**THE PROBLEM**
Your task is to repeat the entries word for word while leaving out the pictures.

Figure record extracts:
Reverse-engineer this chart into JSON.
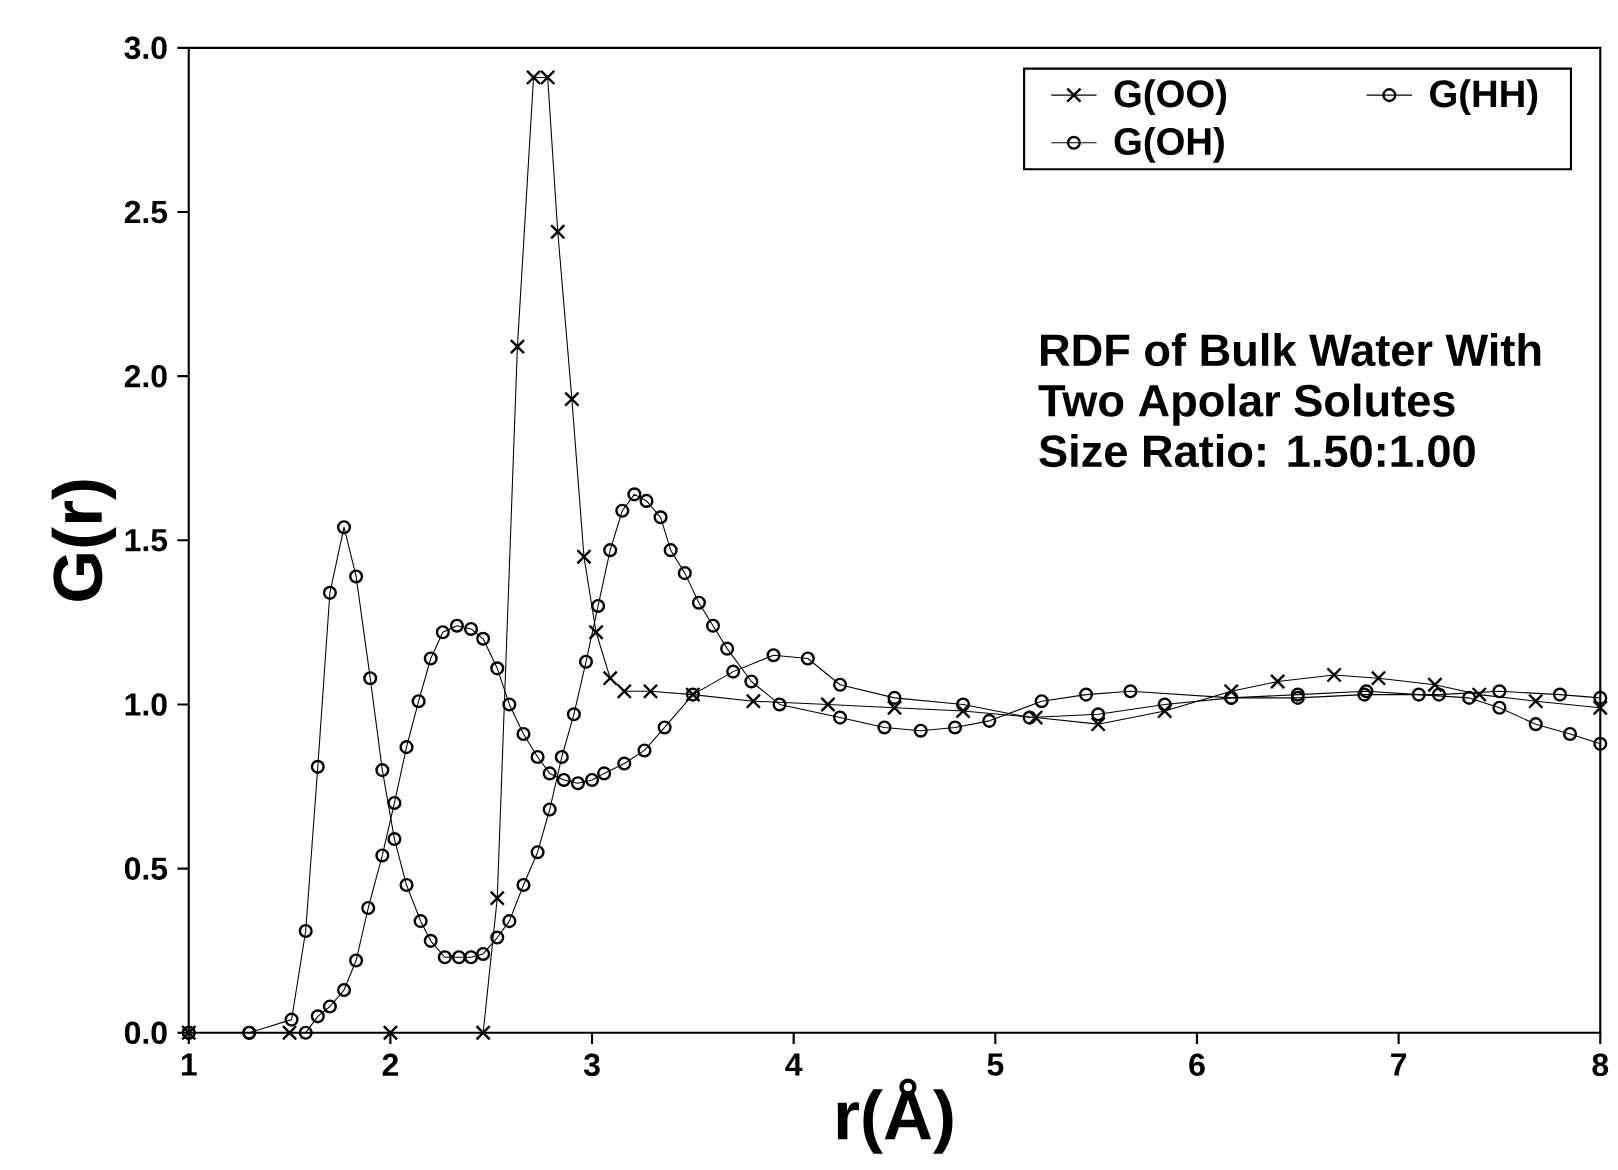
{
  "chart_data": {
    "type": "line",
    "xlabel": "r(Å)",
    "ylabel": "G(r)",
    "annotations": [
      "RDF of Bulk Water With",
      "Two Apolar Solutes",
      "Size Ratio: 1.50:1.00"
    ],
    "xlim": [
      1,
      8
    ],
    "ylim": [
      0,
      3
    ],
    "xticks": [
      1,
      2,
      3,
      4,
      5,
      6,
      7,
      8
    ],
    "yticks": [
      {
        "value": 0,
        "label": "0.0"
      },
      {
        "value": 0.5,
        "label": "0.5"
      },
      {
        "value": 1,
        "label": "1.0"
      },
      {
        "value": 1.5,
        "label": "1.5"
      },
      {
        "value": 2,
        "label": "2.0"
      },
      {
        "value": 2.5,
        "label": "2.5"
      },
      {
        "value": 3,
        "label": "3.0"
      }
    ],
    "grid": false,
    "legend": "top right",
    "series": [
      {
        "name": "G(OO)",
        "color": "#000000",
        "marker": "cross",
        "x": [
          1,
          1.5,
          2,
          2.46,
          2.53,
          2.63,
          2.71,
          2.78,
          2.83,
          2.9,
          2.96,
          3.02,
          3.09,
          3.16,
          3.29,
          3.5,
          3.8,
          4.17,
          4.5,
          4.84,
          5.2,
          5.51,
          5.84,
          6.17,
          6.4,
          6.68,
          6.9,
          7.18,
          7.4,
          7.68,
          8
        ],
        "values": [
          0,
          0,
          0,
          0,
          0.41,
          2.09,
          2.91,
          2.91,
          2.44,
          1.93,
          1.45,
          1.22,
          1.08,
          1.04,
          1.04,
          1.03,
          1.01,
          1,
          0.99,
          0.98,
          0.96,
          0.94,
          0.98,
          1.04,
          1.07,
          1.09,
          1.08,
          1.06,
          1.03,
          1.01,
          0.99
        ]
      },
      {
        "name": "G(HH)",
        "color": "#000000",
        "marker": "circle",
        "x": [
          1,
          1.3,
          1.58,
          1.64,
          1.7,
          1.77,
          1.83,
          1.89,
          1.96,
          2.02,
          2.08,
          2.14,
          2.2,
          2.26,
          2.33,
          2.4,
          2.46,
          2.53,
          2.59,
          2.66,
          2.73,
          2.79,
          2.86,
          2.93,
          3,
          3.06,
          3.16,
          3.26,
          3.36,
          3.5,
          3.7,
          3.9,
          4.07,
          4.23,
          4.5,
          4.84,
          5.17,
          5.51,
          5.84,
          6.17,
          6.5,
          6.84,
          7.1,
          7.35,
          7.5,
          7.68,
          7.85,
          8
        ],
        "values": [
          0,
          0,
          0,
          0.05,
          0.08,
          0.13,
          0.22,
          0.38,
          0.54,
          0.7,
          0.87,
          1.01,
          1.14,
          1.22,
          1.24,
          1.23,
          1.2,
          1.11,
          1,
          0.91,
          0.84,
          0.79,
          0.77,
          0.76,
          0.77,
          0.79,
          0.82,
          0.86,
          0.93,
          1.03,
          1.1,
          1.15,
          1.14,
          1.06,
          1.02,
          1,
          0.96,
          0.97,
          1,
          1.02,
          1.03,
          1.04,
          1.03,
          1.02,
          0.99,
          0.94,
          0.91,
          0.88
        ]
      },
      {
        "name": "G(OH)",
        "color": "#000000",
        "marker": "circle",
        "x": [
          1,
          1.3,
          1.51,
          1.58,
          1.64,
          1.7,
          1.77,
          1.83,
          1.9,
          1.96,
          2.02,
          2.08,
          2.15,
          2.2,
          2.27,
          2.34,
          2.4,
          2.46,
          2.53,
          2.59,
          2.66,
          2.73,
          2.79,
          2.85,
          2.91,
          2.97,
          3.03,
          3.09,
          3.15,
          3.21,
          3.27,
          3.34,
          3.39,
          3.46,
          3.53,
          3.6,
          3.67,
          3.79,
          3.93,
          4.23,
          4.45,
          4.63,
          4.8,
          4.97,
          5.23,
          5.45,
          5.67,
          6.17,
          6.5,
          6.83,
          7.2,
          7.5,
          7.8,
          8
        ],
        "values": [
          0,
          0,
          0.04,
          0.31,
          0.81,
          1.34,
          1.54,
          1.39,
          1.08,
          0.8,
          0.59,
          0.45,
          0.34,
          0.28,
          0.23,
          0.23,
          0.23,
          0.24,
          0.29,
          0.34,
          0.45,
          0.55,
          0.68,
          0.84,
          0.97,
          1.13,
          1.3,
          1.47,
          1.59,
          1.64,
          1.62,
          1.57,
          1.47,
          1.4,
          1.31,
          1.24,
          1.17,
          1.07,
          1,
          0.96,
          0.93,
          0.92,
          0.93,
          0.95,
          1.01,
          1.03,
          1.04,
          1.02,
          1.02,
          1.03,
          1.03,
          1.04,
          1.03,
          1.02
        ]
      }
    ]
  }
}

**EXERCISE ANSWER**
Reverse-engineer this chart into JSON.
{
  "chart_data": {
    "type": "line",
    "xlabel": "r(Å)",
    "ylabel": "G(r)",
    "annotations": [
      "RDF of Bulk Water With",
      "Two Apolar Solutes",
      "Size Ratio: 1.50:1.00"
    ],
    "xlim": [
      1,
      8
    ],
    "ylim": [
      0,
      3
    ],
    "xticks": [
      1,
      2,
      3,
      4,
      5,
      6,
      7,
      8
    ],
    "yticks": [
      {
        "value": 0,
        "label": "0.0"
      },
      {
        "value": 0.5,
        "label": "0.5"
      },
      {
        "value": 1,
        "label": "1.0"
      },
      {
        "value": 1.5,
        "label": "1.5"
      },
      {
        "value": 2,
        "label": "2.0"
      },
      {
        "value": 2.5,
        "label": "2.5"
      },
      {
        "value": 3,
        "label": "3.0"
      }
    ],
    "grid": false,
    "legend": "top right",
    "series": [
      {
        "name": "G(OO)",
        "color": "#000000",
        "marker": "cross",
        "x": [
          1,
          1.5,
          2,
          2.46,
          2.53,
          2.63,
          2.71,
          2.78,
          2.83,
          2.9,
          2.96,
          3.02,
          3.09,
          3.16,
          3.29,
          3.5,
          3.8,
          4.17,
          4.5,
          4.84,
          5.2,
          5.51,
          5.84,
          6.17,
          6.4,
          6.68,
          6.9,
          7.18,
          7.4,
          7.68,
          8
        ],
        "values": [
          0,
          0,
          0,
          0,
          0.41,
          2.09,
          2.91,
          2.91,
          2.44,
          1.93,
          1.45,
          1.22,
          1.08,
          1.04,
          1.04,
          1.03,
          1.01,
          1,
          0.99,
          0.98,
          0.96,
          0.94,
          0.98,
          1.04,
          1.07,
          1.09,
          1.08,
          1.06,
          1.03,
          1.01,
          0.99
        ]
      },
      {
        "name": "G(HH)",
        "color": "#000000",
        "marker": "circle",
        "x": [
          1,
          1.3,
          1.58,
          1.64,
          1.7,
          1.77,
          1.83,
          1.89,
          1.96,
          2.02,
          2.08,
          2.14,
          2.2,
          2.26,
          2.33,
          2.4,
          2.46,
          2.53,
          2.59,
          2.66,
          2.73,
          2.79,
          2.86,
          2.93,
          3,
          3.06,
          3.16,
          3.26,
          3.36,
          3.5,
          3.7,
          3.9,
          4.07,
          4.23,
          4.5,
          4.84,
          5.17,
          5.51,
          5.84,
          6.17,
          6.5,
          6.84,
          7.1,
          7.35,
          7.5,
          7.68,
          7.85,
          8
        ],
        "values": [
          0,
          0,
          0,
          0.05,
          0.08,
          0.13,
          0.22,
          0.38,
          0.54,
          0.7,
          0.87,
          1.01,
          1.14,
          1.22,
          1.24,
          1.23,
          1.2,
          1.11,
          1,
          0.91,
          0.84,
          0.79,
          0.77,
          0.76,
          0.77,
          0.79,
          0.82,
          0.86,
          0.93,
          1.03,
          1.1,
          1.15,
          1.14,
          1.06,
          1.02,
          1,
          0.96,
          0.97,
          1,
          1.02,
          1.03,
          1.04,
          1.03,
          1.02,
          0.99,
          0.94,
          0.91,
          0.88
        ]
      },
      {
        "name": "G(OH)",
        "color": "#000000",
        "marker": "circle",
        "x": [
          1,
          1.3,
          1.51,
          1.58,
          1.64,
          1.7,
          1.77,
          1.83,
          1.9,
          1.96,
          2.02,
          2.08,
          2.15,
          2.2,
          2.27,
          2.34,
          2.4,
          2.46,
          2.53,
          2.59,
          2.66,
          2.73,
          2.79,
          2.85,
          2.91,
          2.97,
          3.03,
          3.09,
          3.15,
          3.21,
          3.27,
          3.34,
          3.39,
          3.46,
          3.53,
          3.6,
          3.67,
          3.79,
          3.93,
          4.23,
          4.45,
          4.63,
          4.8,
          4.97,
          5.23,
          5.45,
          5.67,
          6.17,
          6.5,
          6.83,
          7.2,
          7.5,
          7.8,
          8
        ],
        "values": [
          0,
          0,
          0.04,
          0.31,
          0.81,
          1.34,
          1.54,
          1.39,
          1.08,
          0.8,
          0.59,
          0.45,
          0.34,
          0.28,
          0.23,
          0.23,
          0.23,
          0.24,
          0.29,
          0.34,
          0.45,
          0.55,
          0.68,
          0.84,
          0.97,
          1.13,
          1.3,
          1.47,
          1.59,
          1.64,
          1.62,
          1.57,
          1.47,
          1.4,
          1.31,
          1.24,
          1.17,
          1.07,
          1,
          0.96,
          0.93,
          0.92,
          0.93,
          0.95,
          1.01,
          1.03,
          1.04,
          1.02,
          1.02,
          1.03,
          1.03,
          1.04,
          1.03,
          1.02
        ]
      }
    ]
  }
}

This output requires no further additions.